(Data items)
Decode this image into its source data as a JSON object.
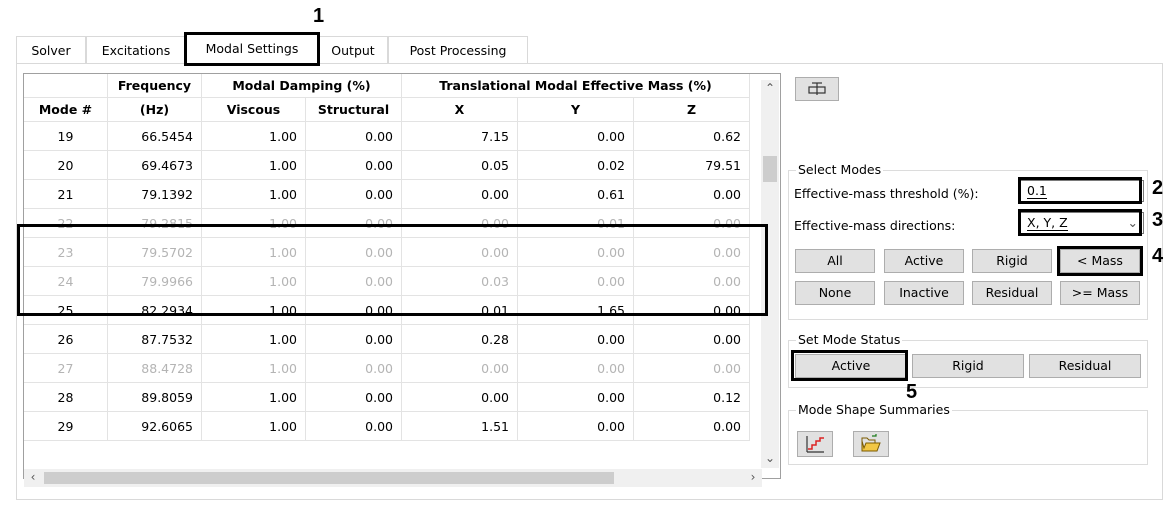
{
  "tabs": [
    {
      "label": "Solver"
    },
    {
      "label": "Excitations"
    },
    {
      "label": "Modal Settings"
    },
    {
      "label": "Output"
    },
    {
      "label": "Post Processing"
    }
  ],
  "table": {
    "group_headers": {
      "frequency": "Frequency",
      "modal_damping": "Modal Damping (%)",
      "effective_mass": "Translational Modal Effective Mass (%)"
    },
    "col_headers": {
      "mode": "Mode #",
      "hz": "(Hz)",
      "viscous": "Viscous",
      "structural": "Structural",
      "x": "X",
      "y": "Y",
      "z": "Z"
    },
    "rows": [
      {
        "mode": "19",
        "freq": "66.5454",
        "visc": "1.00",
        "struct": "0.00",
        "x": "7.15",
        "y": "0.00",
        "z": "0.62",
        "active": true
      },
      {
        "mode": "20",
        "freq": "69.4673",
        "visc": "1.00",
        "struct": "0.00",
        "x": "0.05",
        "y": "0.02",
        "z": "79.51",
        "active": true
      },
      {
        "mode": "21",
        "freq": "79.1392",
        "visc": "1.00",
        "struct": "0.00",
        "x": "0.00",
        "y": "0.61",
        "z": "0.00",
        "active": true
      },
      {
        "mode": "22",
        "freq": "79.2815",
        "visc": "1.00",
        "struct": "0.00",
        "x": "0.00",
        "y": "0.01",
        "z": "0.00",
        "active": false
      },
      {
        "mode": "23",
        "freq": "79.5702",
        "visc": "1.00",
        "struct": "0.00",
        "x": "0.00",
        "y": "0.00",
        "z": "0.00",
        "active": false
      },
      {
        "mode": "24",
        "freq": "79.9966",
        "visc": "1.00",
        "struct": "0.00",
        "x": "0.03",
        "y": "0.00",
        "z": "0.00",
        "active": false
      },
      {
        "mode": "25",
        "freq": "82.2934",
        "visc": "1.00",
        "struct": "0.00",
        "x": "0.01",
        "y": "1.65",
        "z": "0.00",
        "active": true
      },
      {
        "mode": "26",
        "freq": "87.7532",
        "visc": "1.00",
        "struct": "0.00",
        "x": "0.28",
        "y": "0.00",
        "z": "0.00",
        "active": true
      },
      {
        "mode": "27",
        "freq": "88.4728",
        "visc": "1.00",
        "struct": "0.00",
        "x": "0.00",
        "y": "0.00",
        "z": "0.00",
        "active": false
      },
      {
        "mode": "28",
        "freq": "89.8059",
        "visc": "1.00",
        "struct": "0.00",
        "x": "0.00",
        "y": "0.00",
        "z": "0.12",
        "active": true
      },
      {
        "mode": "29",
        "freq": "92.6065",
        "visc": "1.00",
        "struct": "0.00",
        "x": "1.51",
        "y": "0.00",
        "z": "0.00",
        "active": true
      }
    ]
  },
  "select_modes": {
    "title": "Select Modes",
    "threshold_label": "Effective-mass threshold (%):",
    "threshold_value": "0.1",
    "directions_label": "Effective-mass directions:",
    "directions_value": "X, Y, Z",
    "buttons_row1": [
      "All",
      "Active",
      "Rigid",
      "< Mass"
    ],
    "buttons_row2": [
      "None",
      "Inactive",
      "Residual",
      ">= Mass"
    ]
  },
  "set_mode_status": {
    "title": "Set Mode Status",
    "buttons": [
      "Active",
      "Rigid",
      "Residual"
    ]
  },
  "mode_shape_summaries": {
    "title": "Mode Shape Summaries"
  },
  "callouts": [
    "1",
    "2",
    "3",
    "4",
    "5"
  ],
  "icons": {
    "top_tool": "split-columns-icon",
    "summary_chart": "step-chart-icon",
    "summary_open": "open-folder-icon"
  }
}
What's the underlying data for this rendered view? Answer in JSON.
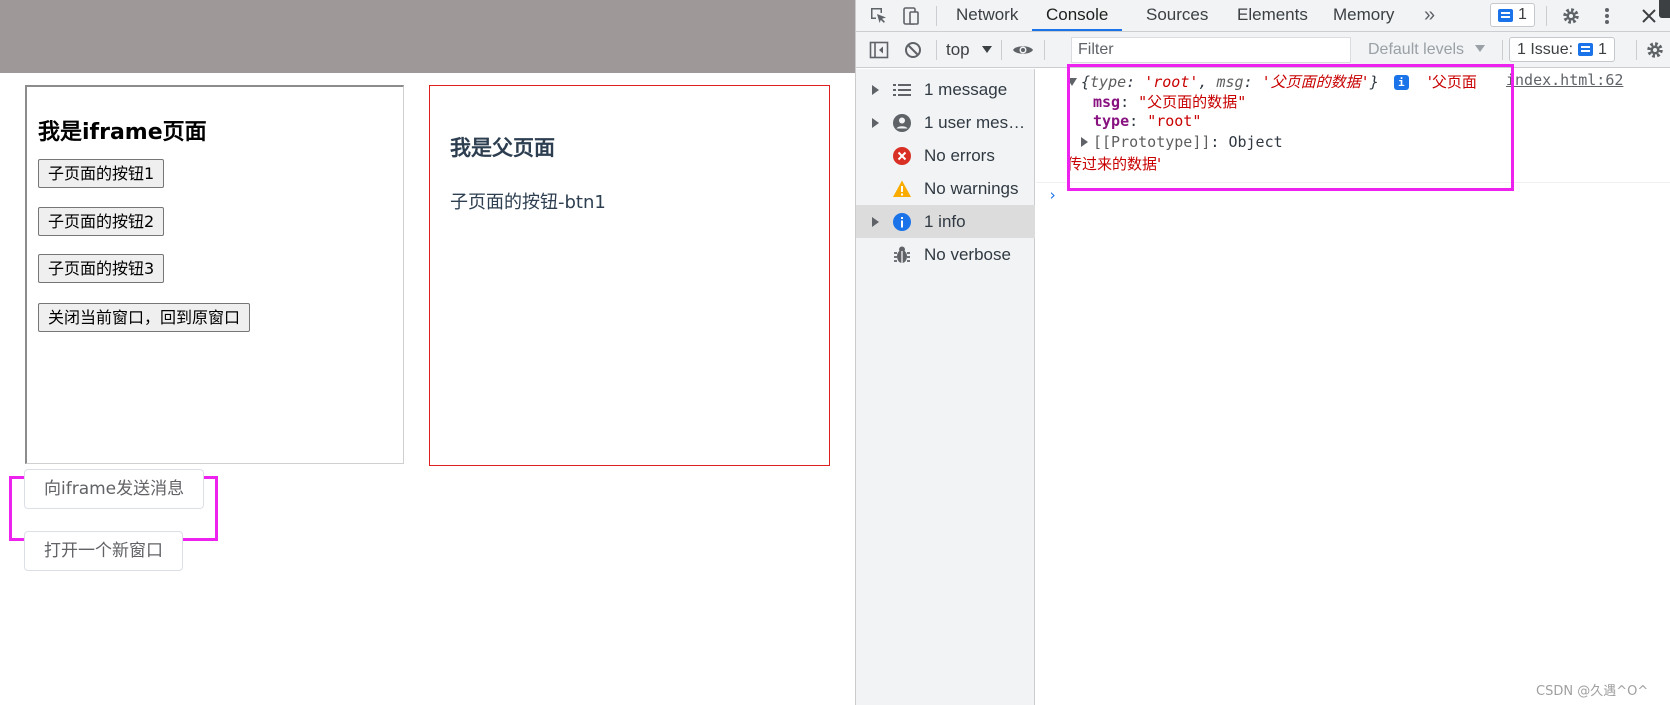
{
  "page": {
    "iframe": {
      "title": "我是iframe页面",
      "buttons": [
        "子页面的按钮1",
        "子页面的按钮2",
        "子页面的按钮3",
        "关闭当前窗口，回到原窗口"
      ]
    },
    "parent": {
      "title": "我是父页面",
      "message": "子页面的按钮-btn1"
    },
    "send_button": "向iframe发送消息",
    "open_button": "打开一个新窗口"
  },
  "devtools": {
    "tabs": [
      "Network",
      "Console",
      "Sources",
      "Elements",
      "Memory"
    ],
    "active_tab": "Console",
    "more_tabs": "»",
    "messages_badge": "1",
    "toolbar": {
      "context": "top",
      "filter_placeholder": "Filter",
      "levels": "Default levels",
      "issues_label": "1 Issue:",
      "issues_count": "1"
    },
    "sidebar": [
      {
        "label": "1 message",
        "icon": "list-icon",
        "expandable": true
      },
      {
        "label": "1 user messa...",
        "icon": "user-icon",
        "expandable": true
      },
      {
        "label": "No errors",
        "icon": "error-icon",
        "expandable": false
      },
      {
        "label": "No warnings",
        "icon": "warning-icon",
        "expandable": false
      },
      {
        "label": "1 info",
        "icon": "info-icon",
        "expandable": true,
        "selected": true
      },
      {
        "label": "No verbose",
        "icon": "bug-icon",
        "expandable": false
      }
    ],
    "console": {
      "preview_open": "{",
      "k_type": "type",
      "v_type": "'root'",
      "comma": ",",
      "k_msg": "msg",
      "v_msg": "'父页面的数据'",
      "preview_close": "}",
      "info_glyph": "i",
      "log_str_1": "'父页面",
      "log_str_2": "传过来的数据'",
      "source": "index.html:62",
      "props": [
        {
          "key": "msg",
          "value": "\"父页面的数据\""
        },
        {
          "key": "type",
          "value": "\"root\""
        }
      ],
      "proto_key": "[[Prototype]]",
      "proto_value": "Object",
      "colon": ": "
    }
  },
  "watermark": "CSDN @久遇^O^",
  "colors": {
    "highlight": "#ee22ee",
    "parent_border": "#e02020",
    "accent": "#1a73e8"
  }
}
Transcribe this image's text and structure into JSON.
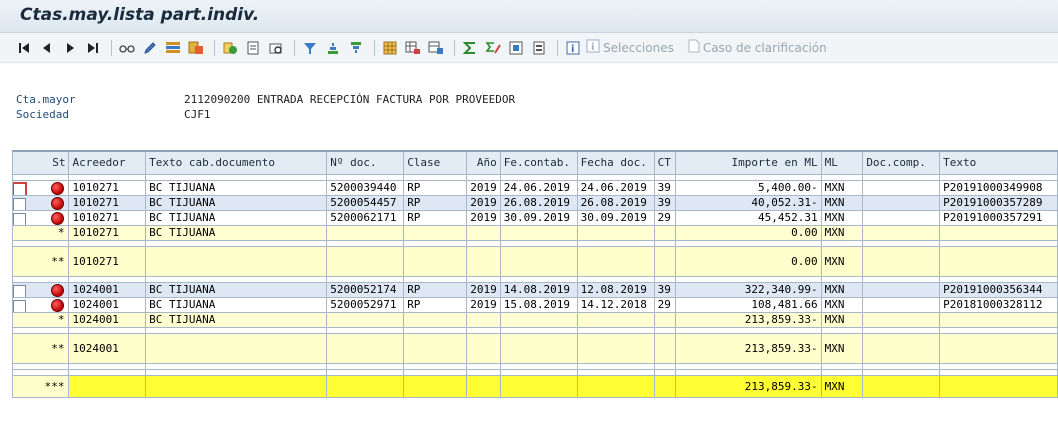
{
  "window": {
    "title": "Ctas.may.lista part.indiv."
  },
  "toolbar": {
    "selecciones_label": "Selecciones",
    "caso_label": "Caso de clarificación"
  },
  "header": {
    "cta_label": "Cta.mayor",
    "cta_value": "2112090200  ENTRADA RECEPCIÓN FACTURA POR PROVEEDOR",
    "sociedad_label": "Sociedad",
    "sociedad_value": "CJF1"
  },
  "table": {
    "columns": [
      "St",
      "Acreedor",
      "Texto cab.documento",
      "Nº doc.",
      "Clase",
      "Año",
      "Fe.contab.",
      "Fecha doc.",
      "CT",
      "Importe en ML",
      "ML",
      "Doc.comp.",
      "Texto"
    ],
    "rows": [
      {
        "type": "item",
        "acreedor": "1010271",
        "texto_cab": "BC TIJUANA",
        "ndoc": "5200039440",
        "clase": "RP",
        "anio": "2019",
        "fecontab": "24.06.2019",
        "fechadoc": "24.06.2019",
        "ct": "39",
        "importe": "5,400.00-",
        "ml": "MXN",
        "doccomp": "",
        "texto": "P20191000349908"
      },
      {
        "type": "item",
        "acreedor": "1010271",
        "texto_cab": "BC TIJUANA",
        "ndoc": "5200054457",
        "clase": "RP",
        "anio": "2019",
        "fecontab": "26.08.2019",
        "fechadoc": "26.08.2019",
        "ct": "39",
        "importe": "40,052.31-",
        "ml": "MXN",
        "doccomp": "",
        "texto": "P20191000357289"
      },
      {
        "type": "item",
        "acreedor": "1010271",
        "texto_cab": "BC TIJUANA",
        "ndoc": "5200062171",
        "clase": "RP",
        "anio": "2019",
        "fecontab": "30.09.2019",
        "fechadoc": "30.09.2019",
        "ct": "29",
        "importe": "45,452.31",
        "ml": "MXN",
        "doccomp": "",
        "texto": "P20191000357291"
      },
      {
        "type": "sub",
        "st": "*",
        "acreedor": "1010271",
        "texto_cab": "BC TIJUANA",
        "importe": "0.00",
        "ml": "MXN"
      },
      {
        "type": "tot",
        "st": "**",
        "acreedor": "1010271",
        "importe": "0.00",
        "ml": "MXN"
      },
      {
        "type": "item",
        "acreedor": "1024001",
        "texto_cab": "BC TIJUANA",
        "ndoc": "5200052174",
        "clase": "RP",
        "anio": "2019",
        "fecontab": "14.08.2019",
        "fechadoc": "12.08.2019",
        "ct": "39",
        "importe": "322,340.99-",
        "ml": "MXN",
        "doccomp": "",
        "texto": "P20191000356344"
      },
      {
        "type": "item",
        "acreedor": "1024001",
        "texto_cab": "BC TIJUANA",
        "ndoc": "5200052971",
        "clase": "RP",
        "anio": "2019",
        "fecontab": "15.08.2019",
        "fechadoc": "14.12.2018",
        "ct": "29",
        "importe": "108,481.66",
        "ml": "MXN",
        "doccomp": "",
        "texto": "P20181000328112"
      },
      {
        "type": "sub",
        "st": "*",
        "acreedor": "1024001",
        "texto_cab": "BC TIJUANA",
        "importe": "213,859.33-",
        "ml": "MXN"
      },
      {
        "type": "tot",
        "st": "**",
        "acreedor": "1024001",
        "importe": "213,859.33-",
        "ml": "MXN"
      },
      {
        "type": "grand",
        "st": "***",
        "importe": "213,859.33-",
        "ml": "MXN"
      }
    ]
  },
  "colors": {
    "status_open": "#d00000",
    "subtotal_bg": "#ffffd2",
    "grand_bg": "#ffff33",
    "stripe_bg": "#dde8f4"
  }
}
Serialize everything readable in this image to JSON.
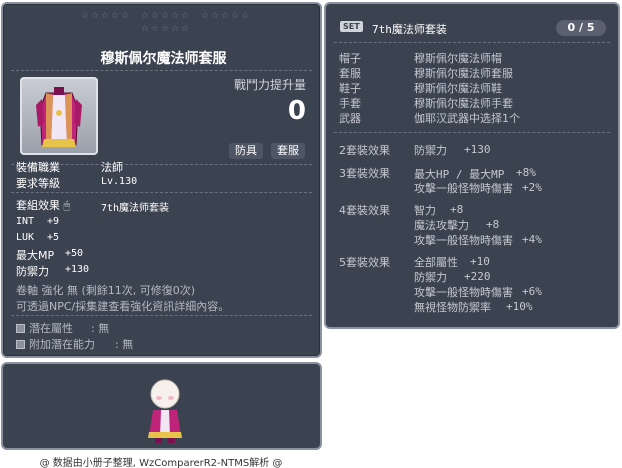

**YOUR OBJECTIVE:**
Locate each line containing the string "this" and show it.

**SOLUTION:**
Decode this image into its source data as a JSON object.
What's the underlying data for this rendered view? Answer in JSON.
Transcribe this image's text and structure into JSON.
Serialize everything readable in this image to JSON.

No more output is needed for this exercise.